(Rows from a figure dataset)
....

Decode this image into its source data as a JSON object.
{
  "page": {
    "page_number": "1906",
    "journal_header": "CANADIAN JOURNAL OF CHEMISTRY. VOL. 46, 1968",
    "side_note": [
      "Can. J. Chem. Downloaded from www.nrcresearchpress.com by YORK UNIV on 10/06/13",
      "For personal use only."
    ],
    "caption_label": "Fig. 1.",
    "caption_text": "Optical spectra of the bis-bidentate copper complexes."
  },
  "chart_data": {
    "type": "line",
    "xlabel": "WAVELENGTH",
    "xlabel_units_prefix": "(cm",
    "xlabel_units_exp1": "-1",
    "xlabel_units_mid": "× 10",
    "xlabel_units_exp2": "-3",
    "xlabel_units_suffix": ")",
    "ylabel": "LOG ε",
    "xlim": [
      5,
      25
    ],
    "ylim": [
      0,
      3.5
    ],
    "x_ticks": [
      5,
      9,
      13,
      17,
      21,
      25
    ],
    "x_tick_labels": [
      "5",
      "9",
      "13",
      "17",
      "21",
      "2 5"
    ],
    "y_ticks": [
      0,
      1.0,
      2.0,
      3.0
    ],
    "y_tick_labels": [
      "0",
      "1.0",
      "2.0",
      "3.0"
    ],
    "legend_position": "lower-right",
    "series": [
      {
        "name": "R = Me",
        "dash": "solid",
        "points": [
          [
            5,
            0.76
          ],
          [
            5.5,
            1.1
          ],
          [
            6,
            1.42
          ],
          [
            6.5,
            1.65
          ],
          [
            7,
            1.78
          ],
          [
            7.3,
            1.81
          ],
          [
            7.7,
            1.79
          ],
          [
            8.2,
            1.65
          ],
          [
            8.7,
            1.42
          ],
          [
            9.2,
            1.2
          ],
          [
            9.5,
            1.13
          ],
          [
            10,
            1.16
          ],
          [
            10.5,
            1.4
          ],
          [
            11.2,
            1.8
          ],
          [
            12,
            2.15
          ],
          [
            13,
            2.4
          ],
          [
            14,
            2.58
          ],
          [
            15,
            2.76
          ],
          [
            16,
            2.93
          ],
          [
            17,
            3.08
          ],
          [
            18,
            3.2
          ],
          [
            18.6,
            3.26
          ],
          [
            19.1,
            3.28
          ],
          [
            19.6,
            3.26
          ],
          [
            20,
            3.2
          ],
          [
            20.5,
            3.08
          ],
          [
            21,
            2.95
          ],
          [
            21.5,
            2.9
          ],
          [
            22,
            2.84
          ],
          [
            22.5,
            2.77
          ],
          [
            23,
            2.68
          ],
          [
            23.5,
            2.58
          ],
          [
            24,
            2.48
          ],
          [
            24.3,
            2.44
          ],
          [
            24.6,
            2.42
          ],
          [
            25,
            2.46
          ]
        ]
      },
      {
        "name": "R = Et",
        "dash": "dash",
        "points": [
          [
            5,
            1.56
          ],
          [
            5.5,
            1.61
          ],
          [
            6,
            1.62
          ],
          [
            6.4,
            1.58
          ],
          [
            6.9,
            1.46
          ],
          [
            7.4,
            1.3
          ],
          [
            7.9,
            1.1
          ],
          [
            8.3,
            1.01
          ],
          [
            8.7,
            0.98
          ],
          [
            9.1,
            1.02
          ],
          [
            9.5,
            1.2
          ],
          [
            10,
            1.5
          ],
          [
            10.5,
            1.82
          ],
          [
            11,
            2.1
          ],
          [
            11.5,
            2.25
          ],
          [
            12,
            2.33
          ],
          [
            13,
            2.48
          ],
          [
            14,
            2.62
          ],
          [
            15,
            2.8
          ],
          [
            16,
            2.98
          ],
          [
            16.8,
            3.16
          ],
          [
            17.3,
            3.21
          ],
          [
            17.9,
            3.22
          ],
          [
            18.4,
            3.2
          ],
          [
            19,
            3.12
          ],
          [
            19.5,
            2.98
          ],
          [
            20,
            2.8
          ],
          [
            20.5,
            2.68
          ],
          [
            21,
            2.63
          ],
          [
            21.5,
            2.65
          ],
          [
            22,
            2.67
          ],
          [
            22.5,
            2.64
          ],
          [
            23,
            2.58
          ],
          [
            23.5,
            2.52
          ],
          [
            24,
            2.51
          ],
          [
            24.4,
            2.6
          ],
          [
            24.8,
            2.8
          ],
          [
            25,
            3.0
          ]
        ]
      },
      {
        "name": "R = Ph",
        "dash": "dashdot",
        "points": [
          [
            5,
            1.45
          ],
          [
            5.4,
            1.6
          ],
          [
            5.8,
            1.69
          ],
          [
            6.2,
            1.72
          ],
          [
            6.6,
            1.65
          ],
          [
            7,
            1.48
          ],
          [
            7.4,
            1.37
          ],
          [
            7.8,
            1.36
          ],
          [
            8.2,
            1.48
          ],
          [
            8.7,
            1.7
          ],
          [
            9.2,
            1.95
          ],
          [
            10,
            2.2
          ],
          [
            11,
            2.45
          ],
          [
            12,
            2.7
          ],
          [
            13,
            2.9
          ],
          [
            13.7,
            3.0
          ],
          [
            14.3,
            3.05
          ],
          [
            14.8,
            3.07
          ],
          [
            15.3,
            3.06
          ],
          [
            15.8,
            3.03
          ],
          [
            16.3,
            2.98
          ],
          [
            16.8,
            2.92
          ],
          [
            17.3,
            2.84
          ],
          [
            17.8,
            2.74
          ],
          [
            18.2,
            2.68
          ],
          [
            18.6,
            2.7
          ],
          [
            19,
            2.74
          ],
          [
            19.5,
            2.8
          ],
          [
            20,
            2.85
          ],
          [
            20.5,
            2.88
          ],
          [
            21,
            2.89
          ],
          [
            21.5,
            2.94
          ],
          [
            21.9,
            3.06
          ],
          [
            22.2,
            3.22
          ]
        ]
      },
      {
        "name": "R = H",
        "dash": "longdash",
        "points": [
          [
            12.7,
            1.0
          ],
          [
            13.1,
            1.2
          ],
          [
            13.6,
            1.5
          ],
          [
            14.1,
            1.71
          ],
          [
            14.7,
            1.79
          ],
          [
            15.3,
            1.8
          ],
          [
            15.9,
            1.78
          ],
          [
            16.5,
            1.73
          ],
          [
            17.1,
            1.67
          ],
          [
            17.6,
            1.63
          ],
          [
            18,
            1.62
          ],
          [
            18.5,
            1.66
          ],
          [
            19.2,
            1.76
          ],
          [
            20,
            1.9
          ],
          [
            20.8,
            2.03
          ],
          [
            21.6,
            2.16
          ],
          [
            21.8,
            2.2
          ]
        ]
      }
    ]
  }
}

....

REQUIRED WORK: Provide an exact reproduction of all the entries shown above.

ANSWER FOR THE TASK:
Decode this image into its source data as a JSON object.
{
  "page": {
    "page_number": "1906",
    "journal_header": "CANADIAN JOURNAL OF CHEMISTRY. VOL. 46, 1968",
    "side_note": [
      "Can. J. Chem. Downloaded from www.nrcresearchpress.com by YORK UNIV on 10/06/13",
      "For personal use only."
    ],
    "caption_label": "Fig. 1.",
    "caption_text": "Optical spectra of the bis-bidentate copper complexes."
  },
  "chart_data": {
    "type": "line",
    "xlabel": "WAVELENGTH",
    "xlabel_units_prefix": "(cm",
    "xlabel_units_exp1": "-1",
    "xlabel_units_mid": "× 10",
    "xlabel_units_exp2": "-3",
    "xlabel_units_suffix": ")",
    "ylabel": "LOG ε",
    "xlim": [
      5,
      25
    ],
    "ylim": [
      0,
      3.5
    ],
    "x_ticks": [
      5,
      9,
      13,
      17,
      21,
      25
    ],
    "x_tick_labels": [
      "5",
      "9",
      "13",
      "17",
      "21",
      "2 5"
    ],
    "y_ticks": [
      0,
      1.0,
      2.0,
      3.0
    ],
    "y_tick_labels": [
      "0",
      "1.0",
      "2.0",
      "3.0"
    ],
    "legend_position": "lower-right",
    "series": [
      {
        "name": "R = Me",
        "dash": "solid",
        "points": [
          [
            5,
            0.76
          ],
          [
            5.5,
            1.1
          ],
          [
            6,
            1.42
          ],
          [
            6.5,
            1.65
          ],
          [
            7,
            1.78
          ],
          [
            7.3,
            1.81
          ],
          [
            7.7,
            1.79
          ],
          [
            8.2,
            1.65
          ],
          [
            8.7,
            1.42
          ],
          [
            9.2,
            1.2
          ],
          [
            9.5,
            1.13
          ],
          [
            10,
            1.16
          ],
          [
            10.5,
            1.4
          ],
          [
            11.2,
            1.8
          ],
          [
            12,
            2.15
          ],
          [
            13,
            2.4
          ],
          [
            14,
            2.58
          ],
          [
            15,
            2.76
          ],
          [
            16,
            2.93
          ],
          [
            17,
            3.08
          ],
          [
            18,
            3.2
          ],
          [
            18.6,
            3.26
          ],
          [
            19.1,
            3.28
          ],
          [
            19.6,
            3.26
          ],
          [
            20,
            3.2
          ],
          [
            20.5,
            3.08
          ],
          [
            21,
            2.95
          ],
          [
            21.5,
            2.9
          ],
          [
            22,
            2.84
          ],
          [
            22.5,
            2.77
          ],
          [
            23,
            2.68
          ],
          [
            23.5,
            2.58
          ],
          [
            24,
            2.48
          ],
          [
            24.3,
            2.44
          ],
          [
            24.6,
            2.42
          ],
          [
            25,
            2.46
          ]
        ]
      },
      {
        "name": "R = Et",
        "dash": "dash",
        "points": [
          [
            5,
            1.56
          ],
          [
            5.5,
            1.61
          ],
          [
            6,
            1.62
          ],
          [
            6.4,
            1.58
          ],
          [
            6.9,
            1.46
          ],
          [
            7.4,
            1.3
          ],
          [
            7.9,
            1.1
          ],
          [
            8.3,
            1.01
          ],
          [
            8.7,
            0.98
          ],
          [
            9.1,
            1.02
          ],
          [
            9.5,
            1.2
          ],
          [
            10,
            1.5
          ],
          [
            10.5,
            1.82
          ],
          [
            11,
            2.1
          ],
          [
            11.5,
            2.25
          ],
          [
            12,
            2.33
          ],
          [
            13,
            2.48
          ],
          [
            14,
            2.62
          ],
          [
            15,
            2.8
          ],
          [
            16,
            2.98
          ],
          [
            16.8,
            3.16
          ],
          [
            17.3,
            3.21
          ],
          [
            17.9,
            3.22
          ],
          [
            18.4,
            3.2
          ],
          [
            19,
            3.12
          ],
          [
            19.5,
            2.98
          ],
          [
            20,
            2.8
          ],
          [
            20.5,
            2.68
          ],
          [
            21,
            2.63
          ],
          [
            21.5,
            2.65
          ],
          [
            22,
            2.67
          ],
          [
            22.5,
            2.64
          ],
          [
            23,
            2.58
          ],
          [
            23.5,
            2.52
          ],
          [
            24,
            2.51
          ],
          [
            24.4,
            2.6
          ],
          [
            24.8,
            2.8
          ],
          [
            25,
            3.0
          ]
        ]
      },
      {
        "name": "R = Ph",
        "dash": "dashdot",
        "points": [
          [
            5,
            1.45
          ],
          [
            5.4,
            1.6
          ],
          [
            5.8,
            1.69
          ],
          [
            6.2,
            1.72
          ],
          [
            6.6,
            1.65
          ],
          [
            7,
            1.48
          ],
          [
            7.4,
            1.37
          ],
          [
            7.8,
            1.36
          ],
          [
            8.2,
            1.48
          ],
          [
            8.7,
            1.7
          ],
          [
            9.2,
            1.95
          ],
          [
            10,
            2.2
          ],
          [
            11,
            2.45
          ],
          [
            12,
            2.7
          ],
          [
            13,
            2.9
          ],
          [
            13.7,
            3.0
          ],
          [
            14.3,
            3.05
          ],
          [
            14.8,
            3.07
          ],
          [
            15.3,
            3.06
          ],
          [
            15.8,
            3.03
          ],
          [
            16.3,
            2.98
          ],
          [
            16.8,
            2.92
          ],
          [
            17.3,
            2.84
          ],
          [
            17.8,
            2.74
          ],
          [
            18.2,
            2.68
          ],
          [
            18.6,
            2.7
          ],
          [
            19,
            2.74
          ],
          [
            19.5,
            2.8
          ],
          [
            20,
            2.85
          ],
          [
            20.5,
            2.88
          ],
          [
            21,
            2.89
          ],
          [
            21.5,
            2.94
          ],
          [
            21.9,
            3.06
          ],
          [
            22.2,
            3.22
          ]
        ]
      },
      {
        "name": "R = H",
        "dash": "longdash",
        "points": [
          [
            12.7,
            1.0
          ],
          [
            13.1,
            1.2
          ],
          [
            13.6,
            1.5
          ],
          [
            14.1,
            1.71
          ],
          [
            14.7,
            1.79
          ],
          [
            15.3,
            1.8
          ],
          [
            15.9,
            1.78
          ],
          [
            16.5,
            1.73
          ],
          [
            17.1,
            1.67
          ],
          [
            17.6,
            1.63
          ],
          [
            18,
            1.62
          ],
          [
            18.5,
            1.66
          ],
          [
            19.2,
            1.76
          ],
          [
            20,
            1.9
          ],
          [
            20.8,
            2.03
          ],
          [
            21.6,
            2.16
          ],
          [
            21.8,
            2.2
          ]
        ]
      }
    ]
  }
}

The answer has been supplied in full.